- [GIVEN TASK]: Filter the entries below, keeping only lines with the word "综合改革".

- [ROWS]:
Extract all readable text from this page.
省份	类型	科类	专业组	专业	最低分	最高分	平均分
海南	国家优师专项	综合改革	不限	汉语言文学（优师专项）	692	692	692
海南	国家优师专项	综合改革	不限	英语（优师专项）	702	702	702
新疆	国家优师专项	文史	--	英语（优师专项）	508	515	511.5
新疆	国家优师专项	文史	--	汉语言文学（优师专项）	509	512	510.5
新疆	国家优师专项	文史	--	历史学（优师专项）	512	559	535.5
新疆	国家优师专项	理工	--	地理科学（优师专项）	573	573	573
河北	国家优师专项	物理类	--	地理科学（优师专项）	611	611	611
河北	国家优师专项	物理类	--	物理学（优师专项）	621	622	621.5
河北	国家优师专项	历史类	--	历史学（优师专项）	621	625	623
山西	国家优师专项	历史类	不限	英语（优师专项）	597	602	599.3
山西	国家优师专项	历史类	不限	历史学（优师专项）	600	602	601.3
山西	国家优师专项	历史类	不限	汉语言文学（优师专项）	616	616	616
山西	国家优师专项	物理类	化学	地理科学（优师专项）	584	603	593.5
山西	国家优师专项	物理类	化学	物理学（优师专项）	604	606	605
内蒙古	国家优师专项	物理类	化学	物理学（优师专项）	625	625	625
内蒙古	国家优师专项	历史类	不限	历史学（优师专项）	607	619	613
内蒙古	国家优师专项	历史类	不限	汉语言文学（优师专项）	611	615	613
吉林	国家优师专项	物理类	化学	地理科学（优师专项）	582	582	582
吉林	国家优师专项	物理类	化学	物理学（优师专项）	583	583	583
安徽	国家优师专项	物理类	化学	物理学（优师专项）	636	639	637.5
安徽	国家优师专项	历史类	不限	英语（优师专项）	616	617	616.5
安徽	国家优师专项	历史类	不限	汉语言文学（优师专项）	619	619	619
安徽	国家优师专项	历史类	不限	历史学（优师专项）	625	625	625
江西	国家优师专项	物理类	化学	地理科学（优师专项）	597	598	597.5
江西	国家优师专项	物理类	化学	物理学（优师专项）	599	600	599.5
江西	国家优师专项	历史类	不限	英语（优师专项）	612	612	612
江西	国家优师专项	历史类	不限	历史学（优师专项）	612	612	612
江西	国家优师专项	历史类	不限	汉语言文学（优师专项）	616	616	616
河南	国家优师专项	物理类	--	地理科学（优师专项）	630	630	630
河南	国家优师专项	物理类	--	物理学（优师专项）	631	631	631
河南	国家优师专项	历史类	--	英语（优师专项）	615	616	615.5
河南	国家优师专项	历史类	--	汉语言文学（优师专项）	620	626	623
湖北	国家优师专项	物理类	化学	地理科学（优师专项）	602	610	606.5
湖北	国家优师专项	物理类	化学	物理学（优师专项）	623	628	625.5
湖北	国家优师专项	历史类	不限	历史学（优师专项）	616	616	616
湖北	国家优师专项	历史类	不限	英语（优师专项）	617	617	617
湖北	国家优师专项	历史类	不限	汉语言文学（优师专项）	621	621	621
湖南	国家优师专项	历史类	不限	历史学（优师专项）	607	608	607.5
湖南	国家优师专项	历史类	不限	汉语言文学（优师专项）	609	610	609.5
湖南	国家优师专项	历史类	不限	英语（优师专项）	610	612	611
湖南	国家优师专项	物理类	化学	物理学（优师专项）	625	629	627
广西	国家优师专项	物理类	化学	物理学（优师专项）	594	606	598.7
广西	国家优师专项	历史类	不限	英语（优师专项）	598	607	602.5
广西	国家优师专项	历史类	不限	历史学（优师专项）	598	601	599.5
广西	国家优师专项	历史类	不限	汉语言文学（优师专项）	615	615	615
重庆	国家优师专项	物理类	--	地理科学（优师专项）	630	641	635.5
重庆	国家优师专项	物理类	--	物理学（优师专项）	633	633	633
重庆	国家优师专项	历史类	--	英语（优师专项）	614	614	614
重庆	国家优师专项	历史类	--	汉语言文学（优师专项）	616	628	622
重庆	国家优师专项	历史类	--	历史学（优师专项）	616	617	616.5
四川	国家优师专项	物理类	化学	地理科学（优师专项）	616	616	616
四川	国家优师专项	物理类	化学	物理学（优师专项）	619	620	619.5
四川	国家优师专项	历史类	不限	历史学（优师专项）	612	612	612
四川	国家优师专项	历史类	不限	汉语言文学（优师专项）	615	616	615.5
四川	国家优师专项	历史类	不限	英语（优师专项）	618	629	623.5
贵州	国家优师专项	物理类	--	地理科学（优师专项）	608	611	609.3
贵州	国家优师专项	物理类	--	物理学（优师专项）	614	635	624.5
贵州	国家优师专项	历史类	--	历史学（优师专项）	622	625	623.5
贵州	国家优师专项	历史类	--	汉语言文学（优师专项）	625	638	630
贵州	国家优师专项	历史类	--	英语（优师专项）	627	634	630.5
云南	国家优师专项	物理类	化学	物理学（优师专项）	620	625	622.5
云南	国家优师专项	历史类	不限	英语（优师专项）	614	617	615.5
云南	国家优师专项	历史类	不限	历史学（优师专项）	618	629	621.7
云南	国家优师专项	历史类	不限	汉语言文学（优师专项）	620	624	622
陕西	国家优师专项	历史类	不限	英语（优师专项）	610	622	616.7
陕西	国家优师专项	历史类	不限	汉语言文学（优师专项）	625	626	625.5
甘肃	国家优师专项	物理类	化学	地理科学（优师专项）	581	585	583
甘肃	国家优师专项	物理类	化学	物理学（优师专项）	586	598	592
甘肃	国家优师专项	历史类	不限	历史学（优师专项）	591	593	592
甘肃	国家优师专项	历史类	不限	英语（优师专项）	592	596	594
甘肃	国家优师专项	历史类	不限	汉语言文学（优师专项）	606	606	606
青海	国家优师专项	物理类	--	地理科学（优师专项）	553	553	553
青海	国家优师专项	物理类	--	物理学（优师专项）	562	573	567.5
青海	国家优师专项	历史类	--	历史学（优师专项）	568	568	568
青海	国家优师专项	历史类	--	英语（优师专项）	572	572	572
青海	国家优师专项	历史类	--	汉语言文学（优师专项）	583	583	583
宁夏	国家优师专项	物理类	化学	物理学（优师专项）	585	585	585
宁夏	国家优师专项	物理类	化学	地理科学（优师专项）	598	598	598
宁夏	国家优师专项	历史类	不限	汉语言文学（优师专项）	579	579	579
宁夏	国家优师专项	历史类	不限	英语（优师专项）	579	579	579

- [WRITTEN ANSWER]:
海南	国家优师专项	综合改革	不限	汉语言文学（优师专项）	692	692	692
海南	国家优师专项	综合改革	不限	英语（优师专项）	702	702	702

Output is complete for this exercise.